§ Task objective: Take each line of the entries below that contains "Problem" and copy it.

■ ■ ■ ■ ■ ■ ■

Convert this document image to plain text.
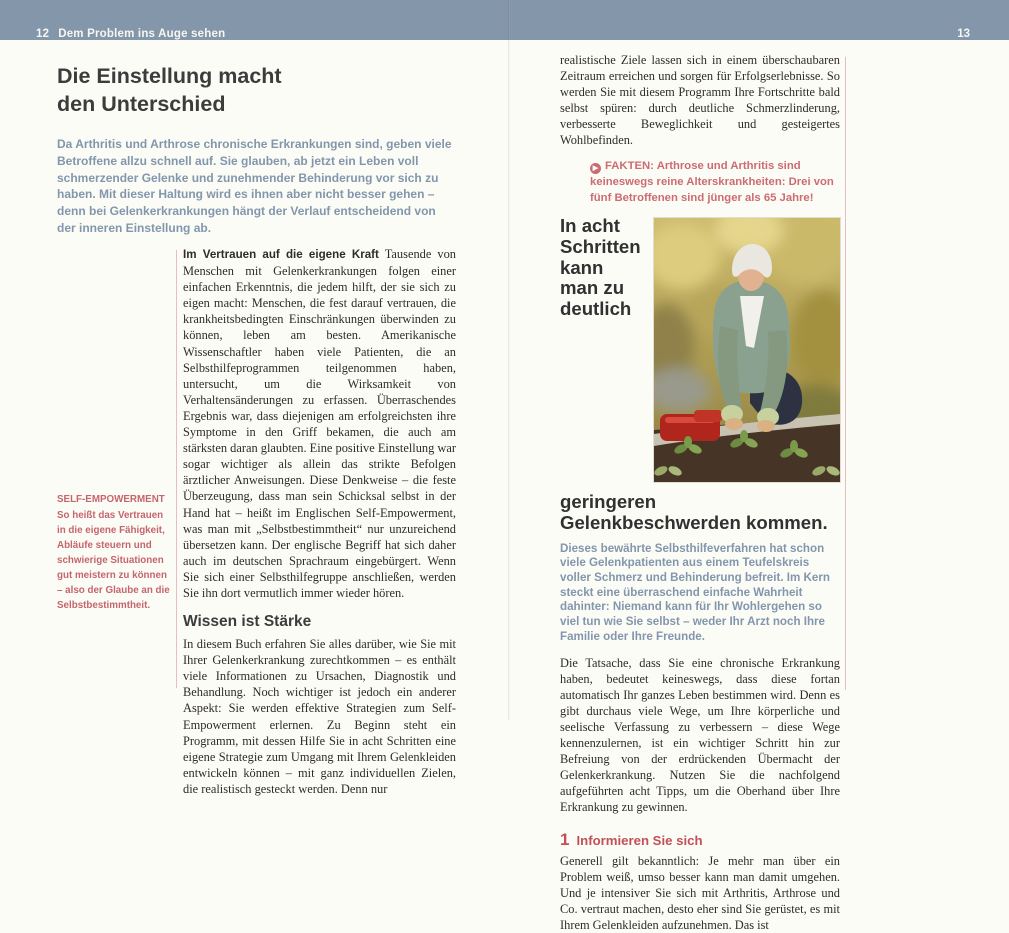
12 Dem Problem ins Auge sehen	13
Die Einstellung macht
den Unterschied

Da Arthritis und Arthrose chronische Erkrankungen sind, geben viele Betroffene allzu schnell auf. Sie glauben, ab jetzt ein Leben voll schmerzender Gelenke und zunehmender Behinderung vor sich zu haben. Mit dieser Haltung wird es ihnen aber nicht besser gehen – denn bei Gelenkerkrankungen hängt der Verlauf entscheidend von der inneren Einstellung ab.

SELF-EMPOWERMENT
So heißt das Vertrauen in die eigene Fähigkeit, Abläufe steuern und schwierige Situationen gut meistern zu können – also der Glaube an die Selbstbestimmtheit.

Im Vertrauen auf die eigene Kraft Tausende von Menschen mit Gelenkerkrankungen folgen einer einfachen Erkenntnis, die jedem hilft, der sie sich zu eigen macht: Menschen, die fest darauf vertrauen, die krankheitsbedingten Einschränkungen überwinden zu können, leben am besten. Amerikanische Wissenschaftler haben viele Patienten, die an Selbsthilfeprogrammen teilgenommen haben, untersucht, um die Wirksamkeit von Verhaltensänderungen zu erfassen. Überraschendes Ergebnis war, dass diejenigen am erfolgreichsten ihre Symptome in den Griff bekamen, die auch am stärksten daran glaubten. Eine positive Einstellung war sogar wichtiger als allein das strikte Befolgen ärztlicher Anweisungen. Diese Denkweise – die feste Überzeugung, dass man sein Schicksal selbst in der Hand hat – heißt im Englischen Self-Empowerment, was man mit „Selbstbestimmtheit“ nur unzureichend übersetzen kann. Der englische Begriff hat sich daher auch im deutschen Sprachraum eingebürgert. Wenn Sie sich einer Selbsthilfegruppe anschließen, werden Sie ihn dort vermutlich immer wieder hören.

Wissen ist Stärke

In diesem Buch erfahren Sie alles darüber, wie Sie mit Ihrer Gelenkerkrankung zurechtkommen – es enthält viele Informationen zu Ursachen, Diagnostik und Behandlung. Noch wichtiger ist jedoch ein anderer Aspekt: Sie werden effektive Strategien zum Self-Empowerment erlernen. Zu Beginn steht ein Programm, mit dessen Hilfe Sie in acht Schritten eine eigene Strategie zum Umgang mit Ihrem Gelenkleiden entwickeln können – mit ganz individuellen Zielen, die realistisch gesteckt werden. Denn nur

realistische Ziele lassen sich in einem überschaubaren Zeitraum erreichen und sorgen für Erfolgserlebnisse. So werden Sie mit diesem Programm Ihre Fortschritte bald selbst spüren: durch deutliche Schmerzlinderung, verbesserte Beweglichkeit und gesteigertes Wohlbefinden.

▶ FAKTEN: Arthrose und Arthritis sind keineswegs reine Alterskrankheiten: Drei von fünf Betroffenen sind jünger als 65 Jahre!
In acht Schritten kann man zu deutlich geringeren Gelenkbeschwerden kommen.

Dieses bewährte Selbsthilfeverfahren hat schon viele Gelenkpatienten aus einem Teufelskreis voller Schmerz und Behinderung befreit. Im Kern steckt eine überraschend einfache Wahrheit dahinter: Niemand kann für Ihr Wohlergehen so viel tun wie Sie selbst – weder Ihr Arzt noch Ihre Familie oder Ihre Freunde.

Die Tatsache, dass Sie eine chronische Erkrankung haben, bedeutet keineswegs, dass diese fortan automatisch Ihr ganzes Leben bestimmen wird. Denn es gibt durchaus viele Wege, um Ihre körperliche und seelische Verfassung zu verbessern – diese Wege kennenzulernen, ist ein wichtiger Schritt hin zur Befreiung von der erdrückenden Übermacht der Gelenkerkrankung. Nutzen Sie die nachfolgend aufgeführten acht Tipps, um die Oberhand über Ihre Erkrankung zu gewinnen.

1 Informieren Sie sich

Generell gilt bekanntlich: Je mehr man über ein Problem weiß, umso besser kann man damit umgehen. Und je intensiver Sie sich mit Arthritis, Arthrose und Co. vertraut machen, desto eher sind Sie gerüstet, es mit Ihrem Gelenkleiden aufzunehmen. Das ist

■ ■ ■ ■ ■ ■ ■

§ Output of the exercise:
12 Dem Problem ins Auge sehen	13
Generell gilt bekanntlich: Je mehr man über ein Problem weiß, umso besser kann man damit umgehen. Und je intensiver Sie sich mit Arthritis, Arthrose und Co. vertraut machen, desto eher sind Sie gerüstet, es mit Ihrem Gelenkleiden aufzunehmen. Das ist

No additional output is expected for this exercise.